◆ Task goal:
Find and copy each line of the records where the string "TetherUS" shows up.

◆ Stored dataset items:
____________

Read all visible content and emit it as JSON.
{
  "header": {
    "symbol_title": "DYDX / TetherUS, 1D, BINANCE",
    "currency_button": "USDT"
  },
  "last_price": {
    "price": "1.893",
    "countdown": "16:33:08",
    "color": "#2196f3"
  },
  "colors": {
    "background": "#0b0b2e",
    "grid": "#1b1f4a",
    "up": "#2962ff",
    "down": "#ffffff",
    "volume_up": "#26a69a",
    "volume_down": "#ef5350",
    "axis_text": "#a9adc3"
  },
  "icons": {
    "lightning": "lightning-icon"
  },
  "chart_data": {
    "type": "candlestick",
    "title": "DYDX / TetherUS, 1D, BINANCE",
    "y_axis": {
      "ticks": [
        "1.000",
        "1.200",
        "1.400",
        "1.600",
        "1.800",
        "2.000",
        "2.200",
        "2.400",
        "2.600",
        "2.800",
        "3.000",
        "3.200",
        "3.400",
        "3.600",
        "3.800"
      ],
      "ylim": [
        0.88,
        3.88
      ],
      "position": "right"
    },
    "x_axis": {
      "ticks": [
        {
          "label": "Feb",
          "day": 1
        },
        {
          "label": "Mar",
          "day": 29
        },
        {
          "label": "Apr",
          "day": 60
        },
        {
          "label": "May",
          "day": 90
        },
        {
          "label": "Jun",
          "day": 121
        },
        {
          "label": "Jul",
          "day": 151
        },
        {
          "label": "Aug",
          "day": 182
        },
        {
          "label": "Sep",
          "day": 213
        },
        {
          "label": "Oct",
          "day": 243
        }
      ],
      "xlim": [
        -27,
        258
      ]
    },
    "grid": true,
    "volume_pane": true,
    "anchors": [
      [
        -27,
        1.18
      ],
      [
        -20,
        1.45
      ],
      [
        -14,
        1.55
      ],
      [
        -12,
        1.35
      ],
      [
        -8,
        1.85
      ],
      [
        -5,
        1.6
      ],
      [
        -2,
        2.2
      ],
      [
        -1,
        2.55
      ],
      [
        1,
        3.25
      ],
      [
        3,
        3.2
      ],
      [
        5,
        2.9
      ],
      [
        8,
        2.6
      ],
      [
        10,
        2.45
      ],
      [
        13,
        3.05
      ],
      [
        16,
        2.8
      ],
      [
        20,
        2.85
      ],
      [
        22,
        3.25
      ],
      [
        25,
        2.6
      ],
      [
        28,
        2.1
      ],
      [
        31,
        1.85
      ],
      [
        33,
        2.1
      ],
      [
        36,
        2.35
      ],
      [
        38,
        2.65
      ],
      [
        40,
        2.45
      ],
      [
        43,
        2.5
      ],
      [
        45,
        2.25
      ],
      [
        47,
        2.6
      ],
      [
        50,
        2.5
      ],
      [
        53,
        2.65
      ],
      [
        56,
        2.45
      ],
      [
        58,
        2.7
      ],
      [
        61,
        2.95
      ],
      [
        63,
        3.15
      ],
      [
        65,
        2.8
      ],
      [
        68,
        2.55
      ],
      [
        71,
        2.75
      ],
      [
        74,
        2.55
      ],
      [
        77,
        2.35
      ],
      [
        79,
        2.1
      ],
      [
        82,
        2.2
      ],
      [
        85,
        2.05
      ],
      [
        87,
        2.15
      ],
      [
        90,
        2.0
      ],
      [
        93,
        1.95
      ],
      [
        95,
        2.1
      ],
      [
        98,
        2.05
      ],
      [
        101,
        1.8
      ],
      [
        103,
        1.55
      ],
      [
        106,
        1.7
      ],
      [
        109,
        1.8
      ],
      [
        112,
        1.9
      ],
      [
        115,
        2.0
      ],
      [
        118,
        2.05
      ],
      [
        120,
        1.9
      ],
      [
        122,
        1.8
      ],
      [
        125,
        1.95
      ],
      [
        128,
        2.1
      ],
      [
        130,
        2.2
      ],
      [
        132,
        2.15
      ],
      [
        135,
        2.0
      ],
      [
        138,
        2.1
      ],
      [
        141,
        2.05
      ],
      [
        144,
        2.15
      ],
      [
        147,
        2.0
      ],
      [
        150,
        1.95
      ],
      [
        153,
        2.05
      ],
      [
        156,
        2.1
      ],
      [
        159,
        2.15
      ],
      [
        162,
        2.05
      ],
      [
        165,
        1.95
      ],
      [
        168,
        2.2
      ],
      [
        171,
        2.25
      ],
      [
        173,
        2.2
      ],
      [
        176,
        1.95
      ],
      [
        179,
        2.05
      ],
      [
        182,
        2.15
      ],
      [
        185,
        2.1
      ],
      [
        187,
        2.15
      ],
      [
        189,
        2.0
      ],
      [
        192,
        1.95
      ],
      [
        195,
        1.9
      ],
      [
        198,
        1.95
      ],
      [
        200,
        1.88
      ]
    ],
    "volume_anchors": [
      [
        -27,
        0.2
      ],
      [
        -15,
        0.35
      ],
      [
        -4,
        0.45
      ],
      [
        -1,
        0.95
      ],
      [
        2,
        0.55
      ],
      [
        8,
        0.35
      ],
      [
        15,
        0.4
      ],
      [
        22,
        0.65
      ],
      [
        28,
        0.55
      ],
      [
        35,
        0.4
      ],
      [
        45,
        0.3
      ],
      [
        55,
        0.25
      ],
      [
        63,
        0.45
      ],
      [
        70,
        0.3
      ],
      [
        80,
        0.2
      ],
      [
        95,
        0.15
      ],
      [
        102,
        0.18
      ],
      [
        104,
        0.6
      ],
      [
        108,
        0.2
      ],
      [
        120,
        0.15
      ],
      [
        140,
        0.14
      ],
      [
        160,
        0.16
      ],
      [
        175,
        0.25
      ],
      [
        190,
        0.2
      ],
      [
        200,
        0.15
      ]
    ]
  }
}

____________

◆ Exercise solution:
    "symbol_title": "DYDX / TetherUS, 1D, BINANCE",
    "title": "DYDX / TetherUS, 1D, BINANCE",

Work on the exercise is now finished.